(Figure data in JSON)
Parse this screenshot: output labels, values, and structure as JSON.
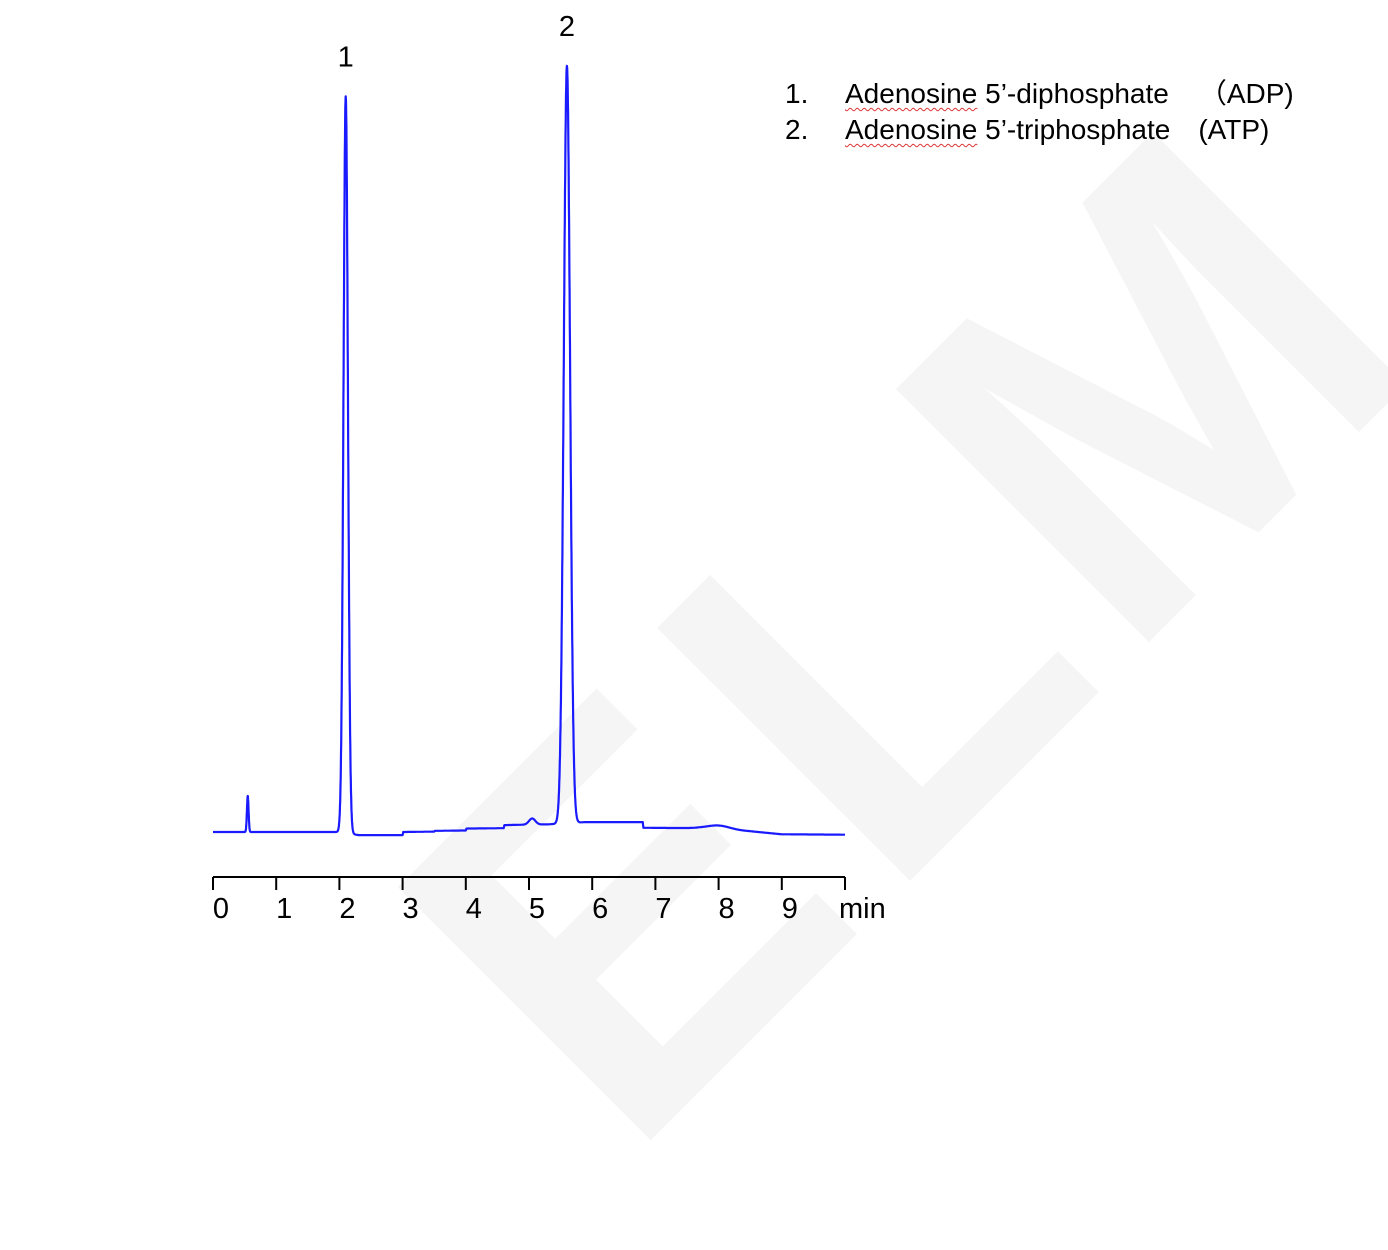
{
  "chart_data": {
    "type": "line",
    "title": "",
    "xlabel": "min",
    "ylabel": "",
    "xlim": [
      0,
      10
    ],
    "xticks": [
      "0",
      "1",
      "2",
      "3",
      "4",
      "5",
      "6",
      "7",
      "8",
      "9"
    ],
    "x_unit_label": "min",
    "y_axis_shown": false,
    "grid": false,
    "line_color": "#1a1aff",
    "baseline": [
      [
        0,
        0
      ],
      [
        2.0,
        0
      ],
      [
        2.3,
        -0.4
      ],
      [
        3.0,
        -0.4
      ],
      [
        3.01,
        0
      ],
      [
        3.5,
        0.05
      ],
      [
        3.51,
        0.15
      ],
      [
        4.0,
        0.2
      ],
      [
        4.01,
        0.45
      ],
      [
        4.6,
        0.5
      ],
      [
        4.61,
        0.9
      ],
      [
        4.9,
        0.95
      ],
      [
        5.3,
        1.0
      ],
      [
        5.9,
        1.3
      ],
      [
        6.8,
        1.3
      ],
      [
        6.81,
        0.55
      ],
      [
        7.7,
        0.5
      ],
      [
        8.5,
        0.1
      ],
      [
        9.0,
        -0.3
      ],
      [
        10,
        -0.35
      ]
    ],
    "peaks": [
      {
        "label": "",
        "rt": 0.55,
        "height": 4.7,
        "sigma": 0.013
      },
      {
        "label": "1",
        "rt": 2.1,
        "height": 96.3,
        "sigma": 0.035
      },
      {
        "label": "",
        "rt": 5.05,
        "height": 0.8,
        "sigma": 0.05
      },
      {
        "label": "2",
        "rt": 5.6,
        "height": 99.0,
        "sigma": 0.05
      },
      {
        "label": "",
        "rt": 8.0,
        "height": 0.5,
        "sigma": 0.18
      }
    ],
    "legend": [
      {
        "num": "1.",
        "name": "Adenosine",
        "rest": " 5’-diphosphate",
        "abbr": "（ADP)"
      },
      {
        "num": "2.",
        "name": "Adenosine",
        "rest": " 5’-triphosphate",
        "abbr": "(ATP)"
      }
    ],
    "legend_placement": "top-right"
  },
  "watermark": "ELM"
}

» **STATED PROBLEM**
Reproduce each line of the entries in which the word "rest" is found.

» **OUTPUT BELOW**
        "rest": " 5’-diphosphate",
        "rest": " 5’-triphosphate",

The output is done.